» **THE TASK**
Word for word, restate every line of the listing that follows.

» **DATASET EXCERPTS**
*-*-*

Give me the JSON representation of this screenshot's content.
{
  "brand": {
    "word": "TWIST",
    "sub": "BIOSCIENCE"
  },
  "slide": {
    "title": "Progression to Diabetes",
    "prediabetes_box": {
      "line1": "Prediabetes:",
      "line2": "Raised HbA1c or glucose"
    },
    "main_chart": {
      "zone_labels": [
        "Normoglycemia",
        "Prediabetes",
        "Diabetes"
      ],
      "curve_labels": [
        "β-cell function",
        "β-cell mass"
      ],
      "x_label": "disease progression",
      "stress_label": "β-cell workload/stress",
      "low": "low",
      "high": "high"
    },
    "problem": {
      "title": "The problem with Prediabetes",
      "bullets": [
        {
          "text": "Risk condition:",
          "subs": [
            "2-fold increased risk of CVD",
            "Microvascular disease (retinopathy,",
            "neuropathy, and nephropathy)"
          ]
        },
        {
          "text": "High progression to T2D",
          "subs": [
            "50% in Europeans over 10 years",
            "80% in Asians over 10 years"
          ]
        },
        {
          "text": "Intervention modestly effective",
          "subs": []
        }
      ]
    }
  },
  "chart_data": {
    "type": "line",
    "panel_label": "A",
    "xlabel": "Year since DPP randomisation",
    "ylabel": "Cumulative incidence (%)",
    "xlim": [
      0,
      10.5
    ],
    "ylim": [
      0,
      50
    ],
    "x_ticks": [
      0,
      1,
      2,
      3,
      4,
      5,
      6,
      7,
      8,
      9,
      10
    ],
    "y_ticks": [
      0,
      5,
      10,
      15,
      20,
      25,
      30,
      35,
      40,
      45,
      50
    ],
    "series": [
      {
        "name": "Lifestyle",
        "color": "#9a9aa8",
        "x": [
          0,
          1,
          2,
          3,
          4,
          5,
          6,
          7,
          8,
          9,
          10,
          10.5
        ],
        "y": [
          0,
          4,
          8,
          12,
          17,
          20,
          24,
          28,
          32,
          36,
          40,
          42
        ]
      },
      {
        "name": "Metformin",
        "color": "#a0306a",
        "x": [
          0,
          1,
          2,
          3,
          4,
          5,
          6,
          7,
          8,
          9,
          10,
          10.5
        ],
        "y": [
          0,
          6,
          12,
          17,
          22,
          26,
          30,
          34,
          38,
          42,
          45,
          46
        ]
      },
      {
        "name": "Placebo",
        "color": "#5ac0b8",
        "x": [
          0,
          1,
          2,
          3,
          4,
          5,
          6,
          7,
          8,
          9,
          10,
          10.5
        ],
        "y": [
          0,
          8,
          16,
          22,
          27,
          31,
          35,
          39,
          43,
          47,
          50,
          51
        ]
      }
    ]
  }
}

*-*-*

» **THE RESPONSE**
Give me the JSON representation of this screenshot's content.
{
  "brand": {
    "word": "TWIST",
    "sub": "BIOSCIENCE"
  },
  "slide": {
    "title": "Progression to Diabetes",
    "prediabetes_box": {
      "line1": "Prediabetes:",
      "line2": "Raised HbA1c or glucose"
    },
    "main_chart": {
      "zone_labels": [
        "Normoglycemia",
        "Prediabetes",
        "Diabetes"
      ],
      "curve_labels": [
        "β-cell function",
        "β-cell mass"
      ],
      "x_label": "disease progression",
      "stress_label": "β-cell workload/stress",
      "low": "low",
      "high": "high"
    },
    "problem": {
      "title": "The problem with Prediabetes",
      "bullets": [
        {
          "text": "Risk condition:",
          "subs": [
            "2-fold increased risk of CVD",
            "Microvascular disease (retinopathy,",
            "neuropathy, and nephropathy)"
          ]
        },
        {
          "text": "High progression to T2D",
          "subs": [
            "50% in Europeans over 10 years",
            "80% in Asians over 10 years"
          ]
        },
        {
          "text": "Intervention modestly effective",
          "subs": []
        }
      ]
    }
  },
  "chart_data": {
    "type": "line",
    "panel_label": "A",
    "xlabel": "Year since DPP randomisation",
    "ylabel": "Cumulative incidence (%)",
    "xlim": [
      0,
      10.5
    ],
    "ylim": [
      0,
      50
    ],
    "x_ticks": [
      0,
      1,
      2,
      3,
      4,
      5,
      6,
      7,
      8,
      9,
      10
    ],
    "y_ticks": [
      0,
      5,
      10,
      15,
      20,
      25,
      30,
      35,
      40,
      45,
      50
    ],
    "series": [
      {
        "name": "Lifestyle",
        "color": "#9a9aa8",
        "x": [
          0,
          1,
          2,
          3,
          4,
          5,
          6,
          7,
          8,
          9,
          10,
          10.5
        ],
        "y": [
          0,
          4,
          8,
          12,
          17,
          20,
          24,
          28,
          32,
          36,
          40,
          42
        ]
      },
      {
        "name": "Metformin",
        "color": "#a0306a",
        "x": [
          0,
          1,
          2,
          3,
          4,
          5,
          6,
          7,
          8,
          9,
          10,
          10.5
        ],
        "y": [
          0,
          6,
          12,
          17,
          22,
          26,
          30,
          34,
          38,
          42,
          45,
          46
        ]
      },
      {
        "name": "Placebo",
        "color": "#5ac0b8",
        "x": [
          0,
          1,
          2,
          3,
          4,
          5,
          6,
          7,
          8,
          9,
          10,
          10.5
        ],
        "y": [
          0,
          8,
          16,
          22,
          27,
          31,
          35,
          39,
          43,
          47,
          50,
          51
        ]
      }
    ]
  }
}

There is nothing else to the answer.